Set task =>
The records are set out below this line. Return exactly the lines from the one containing "Extract the structured" through the last, and exclude the pictures.

(Dataset entries on figures)
# # #

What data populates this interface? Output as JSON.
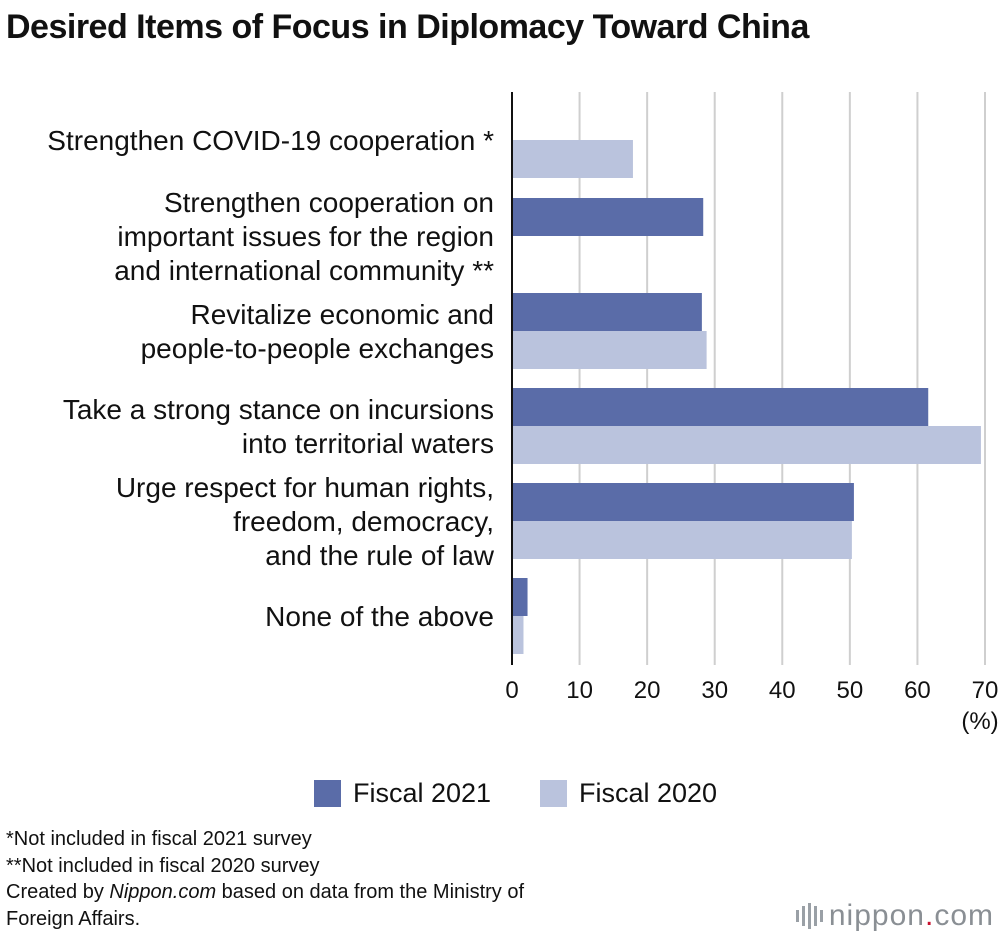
{
  "chart_data": {
    "type": "bar",
    "orientation": "horizontal",
    "title": "Desired Items of Focus in Diplomacy Toward China",
    "categories": [
      [
        "Strengthen COVID-19 cooperation *"
      ],
      [
        "Strengthen cooperation on",
        "important issues for the region",
        "and international community **"
      ],
      [
        "Revitalize economic and",
        "people-to-people exchanges"
      ],
      [
        "Take a strong stance on incursions",
        "into territorial waters"
      ],
      [
        "Urge respect for human rights,",
        "freedom, democracy,",
        "and the rule of law"
      ],
      [
        "None of the above"
      ]
    ],
    "series": [
      {
        "name": "Fiscal 2021",
        "color": "#5a6ca8",
        "values": [
          null,
          28.3,
          28.1,
          61.6,
          50.6,
          2.3
        ]
      },
      {
        "name": "Fiscal 2020",
        "color": "#bac3dd",
        "values": [
          17.9,
          null,
          28.8,
          69.4,
          50.3,
          1.7
        ]
      }
    ],
    "xlim": [
      0,
      70
    ],
    "xticks": [
      0,
      10,
      20,
      30,
      40,
      50,
      60,
      70
    ],
    "xunit": "(%)",
    "grid": true,
    "legend": "bottom"
  },
  "notes": [
    "*Not included in fiscal 2021 survey",
    "**Not included in fiscal 2020 survey"
  ],
  "credit": {
    "prefix": "Created by ",
    "source": "Nippon.com",
    "suffix": " based on data from the Ministry of",
    "line2": "Foreign Affairs."
  },
  "logo": {
    "name": "nippon",
    "dot": ".",
    "tld": "com"
  }
}
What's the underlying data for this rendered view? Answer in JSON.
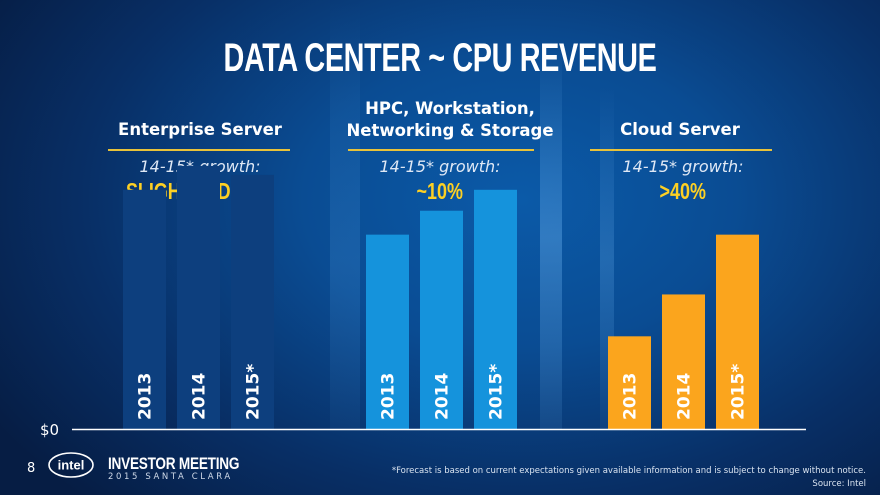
{
  "title": "DATA CENTER ~ CPU REVENUE",
  "growth_label": "14-15* growth:",
  "segments": [
    {
      "name": "Enterprise Server",
      "name_lines": [
        "Enterprise Server"
      ],
      "growth": "SLIGHTLY DOWN"
    },
    {
      "name": "HPC, Workstation, Networking & Storage",
      "name_lines": [
        "HPC, Workstation,",
        "Networking & Storage"
      ],
      "growth": "~10%"
    },
    {
      "name": "Cloud Server",
      "name_lines": [
        "Cloud Server"
      ],
      "growth": ">40%"
    }
  ],
  "colors": {
    "enterprise": "#0d3f7e",
    "hpc": "#1593dc",
    "cloud": "#fba51d",
    "accent": "#fdd023"
  },
  "chart_data": {
    "type": "bar",
    "title": "DATA CENTER ~ CPU REVENUE",
    "ylabel": "",
    "y_tick_label": "$0",
    "ylim": [
      0,
      100
    ],
    "units": "relative (no scale shown)",
    "series": [
      {
        "name": "Enterprise Server",
        "categories": [
          "2013",
          "2014",
          "2015*"
        ],
        "values": [
          80,
          88,
          85
        ]
      },
      {
        "name": "HPC, Workstation, Networking & Storage",
        "categories": [
          "2013",
          "2014",
          "2015*"
        ],
        "values": [
          65,
          73,
          80
        ]
      },
      {
        "name": "Cloud Server",
        "categories": [
          "2013",
          "2014",
          "2015*"
        ],
        "values": [
          31,
          45,
          65
        ]
      }
    ]
  },
  "footer": {
    "page_number": "8",
    "brand": "intel",
    "event_title": "INVESTOR MEETING",
    "event_subtitle": "2015 SANTA CLARA",
    "footnote": "*Forecast is based on current expectations given available information and is subject to change without notice.",
    "source": "Source: Intel"
  }
}
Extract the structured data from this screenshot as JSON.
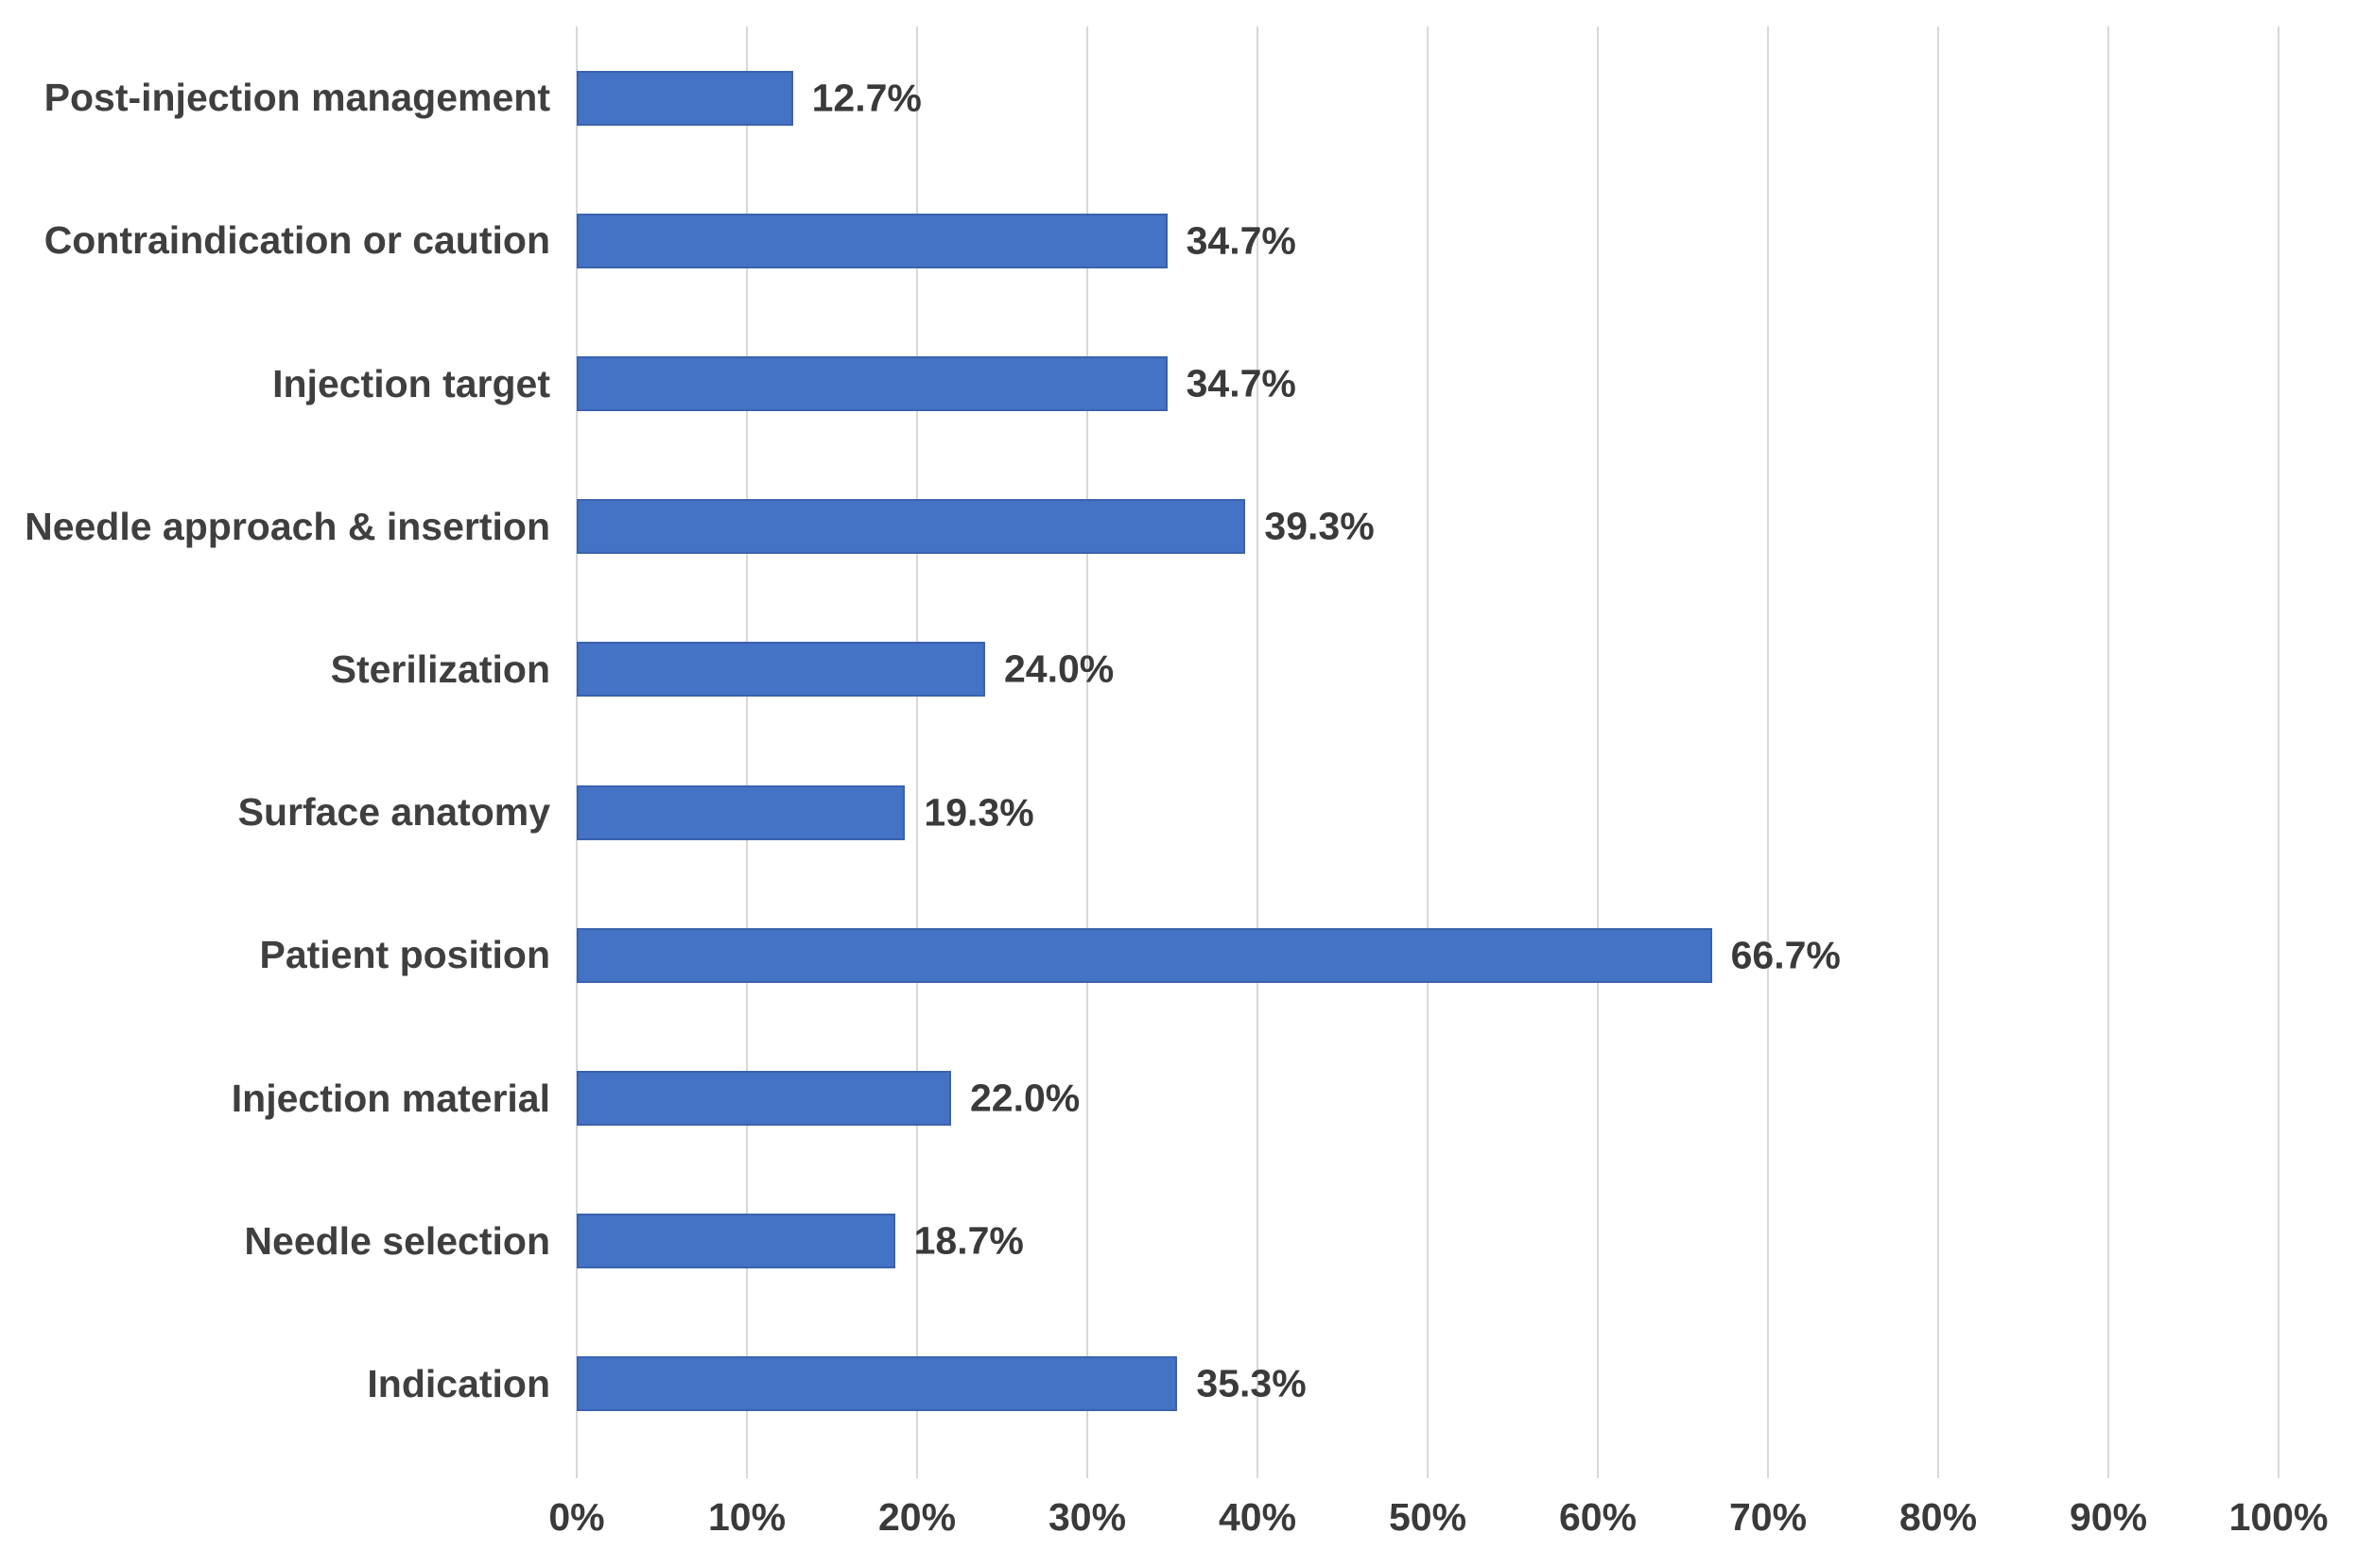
{
  "chart_data": {
    "type": "bar",
    "orientation": "horizontal",
    "title": "",
    "xlabel": "",
    "ylabel": "",
    "categories": [
      "Post-injection management",
      "Contraindication or caution",
      "Injection target",
      "Needle approach & insertion",
      "Sterilization",
      "Surface anatomy",
      "Patient position",
      "Injection material",
      "Needle selection",
      "Indication"
    ],
    "values": [
      12.7,
      34.7,
      34.7,
      39.3,
      24.0,
      19.3,
      66.7,
      22.0,
      18.7,
      35.3
    ],
    "value_labels": [
      "12.7%",
      "34.7%",
      "34.7%",
      "39.3%",
      "24.0%",
      "19.3%",
      "66.7%",
      "22.0%",
      "18.7%",
      "35.3%"
    ],
    "xlim": [
      0,
      100
    ],
    "x_tick_labels": [
      "0%",
      "10%",
      "20%",
      "30%",
      "40%",
      "50%",
      "60%",
      "70%",
      "80%",
      "90%",
      "100%"
    ],
    "grid": true,
    "legend": "none",
    "colors": {
      "bar_fill": "#4472C4",
      "bar_border": "#3A62AD",
      "gridline": "#D8D8D8",
      "label_text": "#3F3F3F"
    }
  }
}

# # #

Output below =>
Extract the structured data from this screenshot as JSON.
{
  "chart_data": {
    "type": "bar",
    "orientation": "horizontal",
    "title": "",
    "xlabel": "",
    "ylabel": "",
    "categories": [
      "Post-injection management",
      "Contraindication or caution",
      "Injection target",
      "Needle approach & insertion",
      "Sterilization",
      "Surface anatomy",
      "Patient position",
      "Injection material",
      "Needle selection",
      "Indication"
    ],
    "values": [
      12.7,
      34.7,
      34.7,
      39.3,
      24.0,
      19.3,
      66.7,
      22.0,
      18.7,
      35.3
    ],
    "value_labels": [
      "12.7%",
      "34.7%",
      "34.7%",
      "39.3%",
      "24.0%",
      "19.3%",
      "66.7%",
      "22.0%",
      "18.7%",
      "35.3%"
    ],
    "xlim": [
      0,
      100
    ],
    "x_tick_labels": [
      "0%",
      "10%",
      "20%",
      "30%",
      "40%",
      "50%",
      "60%",
      "70%",
      "80%",
      "90%",
      "100%"
    ],
    "grid": true,
    "legend": "none",
    "colors": {
      "bar_fill": "#4472C4",
      "bar_border": "#3A62AD",
      "gridline": "#D8D8D8",
      "label_text": "#3F3F3F"
    }
  }
}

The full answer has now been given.